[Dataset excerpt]
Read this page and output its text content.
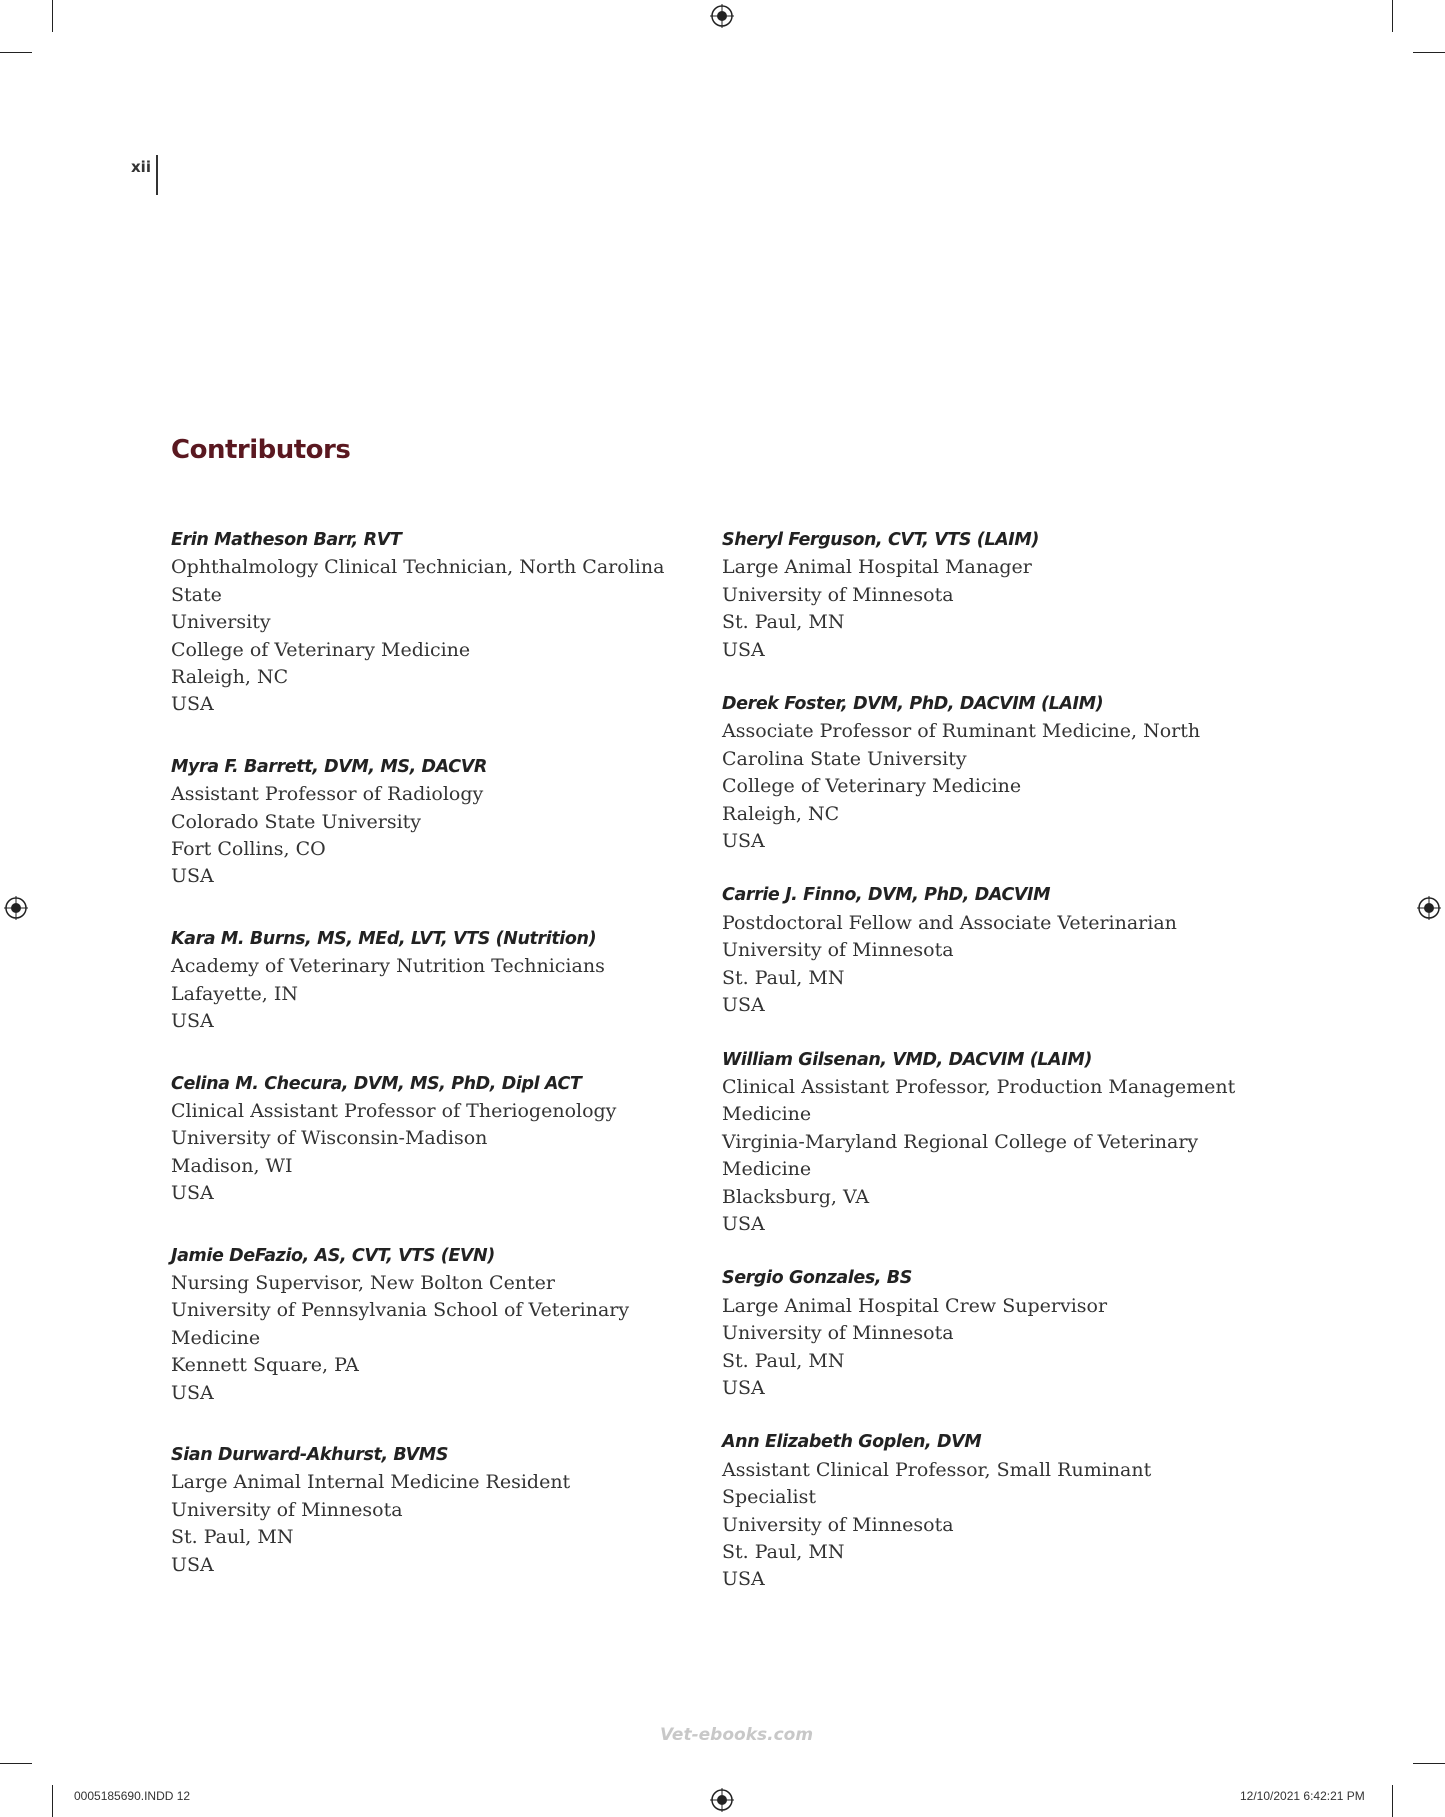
xii
Contributors
Erin Matheson Barr, RVT
Ophthalmology Clinical Technician, North Carolina State
University
College of Veterinary Medicine
Raleigh, NC
USA
Myra F. Barrett, DVM, MS, DACVR
Assistant Professor of Radiology
Colorado State University
Fort Collins, CO
USA
Kara M. Burns, MS, MEd, LVT, VTS (Nutrition)
Academy of Veterinary Nutrition Technicians
Lafayette, IN
USA
Celina M. Checura, DVM, MS, PhD, Dipl ACT
Clinical Assistant Professor of Theriogenology
University of Wisconsin-Madison
Madison, WI
USA
Jamie DeFazio, AS, CVT, VTS (EVN)
Nursing Supervisor, New Bolton Center
University of Pennsylvania School of Veterinary
Medicine
Kennett Square, PA
USA
Sian Durward-Akhurst, BVMS
Large Animal Internal Medicine Resident
University of Minnesota
St. Paul, MN
USA
Sheryl Ferguson, CVT, VTS (LAIM)
Large Animal Hospital Manager
University of Minnesota
St. Paul, MN
USA
Derek Foster, DVM, PhD, DACVIM (LAIM)
Associate Professor of Ruminant Medicine, North
Carolina State University
College of Veterinary Medicine
Raleigh, NC
USA
Carrie J. Finno, DVM, PhD, DACVIM
Postdoctoral Fellow and Associate Veterinarian
University of Minnesota
St. Paul, MN
USA
William Gilsenan, VMD, DACVIM (LAIM)
Clinical Assistant Professor, Production Management
Medicine
Virginia-Maryland Regional College of Veterinary
Medicine
Blacksburg, VA
USA
Sergio Gonzales, BS
Large Animal Hospital Crew Supervisor
University of Minnesota
St. Paul, MN
USA
Ann Elizabeth Goplen, DVM
Assistant Clinical Professor, Small Ruminant Specialist
University of Minnesota
St. Paul, MN
USA
Vet-ebooks.com
0005185690.INDD 12	12/10/2021 6:42:21 PM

- [Given problem] Repeat the listing in full and exactly. Do not include any images.

- [Solution to the exercise]
Read this page and output its text content.
xii
Contributors
Erin Matheson Barr, RVT
Ophthalmology Clinical Technician, North Carolina State
University
College of Veterinary Medicine
Raleigh, NC
USA
Myra F. Barrett, DVM, MS, DACVR
Assistant Professor of Radiology
Colorado State University
Fort Collins, CO
USA
Kara M. Burns, MS, MEd, LVT, VTS (Nutrition)
Academy of Veterinary Nutrition Technicians
Lafayette, IN
USA
Celina M. Checura, DVM, MS, PhD, Dipl ACT
Clinical Assistant Professor of Theriogenology
University of Wisconsin-Madison
Madison, WI
USA
Jamie DeFazio, AS, CVT, VTS (EVN)
Nursing Supervisor, New Bolton Center
University of Pennsylvania School of Veterinary
Medicine
Kennett Square, PA
USA
Sian Durward-Akhurst, BVMS
Large Animal Internal Medicine Resident
University of Minnesota
St. Paul, MN
USA
Sheryl Ferguson, CVT, VTS (LAIM)
Large Animal Hospital Manager
University of Minnesota
St. Paul, MN
USA
Derek Foster, DVM, PhD, DACVIM (LAIM)
Associate Professor of Ruminant Medicine, North
Carolina State University
College of Veterinary Medicine
Raleigh, NC
USA
Carrie J. Finno, DVM, PhD, DACVIM
Postdoctoral Fellow and Associate Veterinarian
University of Minnesota
St. Paul, MN
USA
William Gilsenan, VMD, DACVIM (LAIM)
Clinical Assistant Professor, Production Management
Medicine
Virginia-Maryland Regional College of Veterinary
Medicine
Blacksburg, VA
USA
Sergio Gonzales, BS
Large Animal Hospital Crew Supervisor
University of Minnesota
St. Paul, MN
USA
Ann Elizabeth Goplen, DVM
Assistant Clinical Professor, Small Ruminant Specialist
University of Minnesota
St. Paul, MN
USA
Vet-ebooks.com
0005185690.INDD 12	12/10/2021 6:42:21 PM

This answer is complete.